- [Records provided]
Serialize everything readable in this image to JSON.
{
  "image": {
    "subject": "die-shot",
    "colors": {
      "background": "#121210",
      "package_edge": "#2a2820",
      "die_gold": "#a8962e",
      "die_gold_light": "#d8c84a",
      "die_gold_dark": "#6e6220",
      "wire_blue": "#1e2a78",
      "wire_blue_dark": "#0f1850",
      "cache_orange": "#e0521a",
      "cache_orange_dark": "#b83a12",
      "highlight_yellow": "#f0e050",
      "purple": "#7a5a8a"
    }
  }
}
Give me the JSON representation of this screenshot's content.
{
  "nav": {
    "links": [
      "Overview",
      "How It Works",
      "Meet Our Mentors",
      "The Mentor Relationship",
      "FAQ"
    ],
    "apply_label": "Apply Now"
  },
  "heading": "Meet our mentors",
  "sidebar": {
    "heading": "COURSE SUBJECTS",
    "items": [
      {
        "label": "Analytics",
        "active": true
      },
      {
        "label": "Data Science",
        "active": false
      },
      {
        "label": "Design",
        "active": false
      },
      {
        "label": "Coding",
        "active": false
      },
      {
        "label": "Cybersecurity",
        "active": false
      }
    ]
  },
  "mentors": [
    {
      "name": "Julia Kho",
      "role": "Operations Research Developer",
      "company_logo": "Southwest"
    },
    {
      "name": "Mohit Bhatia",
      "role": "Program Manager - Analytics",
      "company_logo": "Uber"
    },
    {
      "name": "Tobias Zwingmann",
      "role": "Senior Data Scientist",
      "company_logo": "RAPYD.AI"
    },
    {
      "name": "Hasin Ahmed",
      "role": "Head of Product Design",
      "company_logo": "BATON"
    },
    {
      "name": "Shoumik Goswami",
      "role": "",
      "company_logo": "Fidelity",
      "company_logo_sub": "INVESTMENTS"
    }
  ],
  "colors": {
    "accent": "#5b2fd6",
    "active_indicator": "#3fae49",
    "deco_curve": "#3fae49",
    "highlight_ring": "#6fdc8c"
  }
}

- [Description of the task]
Repeat only the lines from the one holding "Give me the" through the last line of the data.

- [Response]
Give me the JSON representation of this screenshot's content.
{
  "nav": {
    "links": [
      "Overview",
      "How It Works",
      "Meet Our Mentors",
      "The Mentor Relationship",
      "FAQ"
    ],
    "apply_label": "Apply Now"
  },
  "heading": "Meet our mentors",
  "sidebar": {
    "heading": "COURSE SUBJECTS",
    "items": [
      {
        "label": "Analytics",
        "active": true
      },
      {
        "label": "Data Science",
        "active": false
      },
      {
        "label": "Design",
        "active": false
      },
      {
        "label": "Coding",
        "active": false
      },
      {
        "label": "Cybersecurity",
        "active": false
      }
    ]
  },
  "mentors": [
    {
      "name": "Julia Kho",
      "role": "Operations Research Developer",
      "company_logo": "Southwest"
    },
    {
      "name": "Mohit Bhatia",
      "role": "Program Manager - Analytics",
      "company_logo": "Uber"
    },
    {
      "name": "Tobias Zwingmann",
      "role": "Senior Data Scientist",
      "company_logo": "RAPYD.AI"
    },
    {
      "name": "Hasin Ahmed",
      "role": "Head of Product Design",
      "company_logo": "BATON"
    },
    {
      "name": "Shoumik Goswami",
      "role": "",
      "company_logo": "Fidelity",
      "company_logo_sub": "INVESTMENTS"
    }
  ],
  "colors": {
    "accent": "#5b2fd6",
    "active_indicator": "#3fae49",
    "deco_curve": "#3fae49",
    "highlight_ring": "#6fdc8c"
  }
}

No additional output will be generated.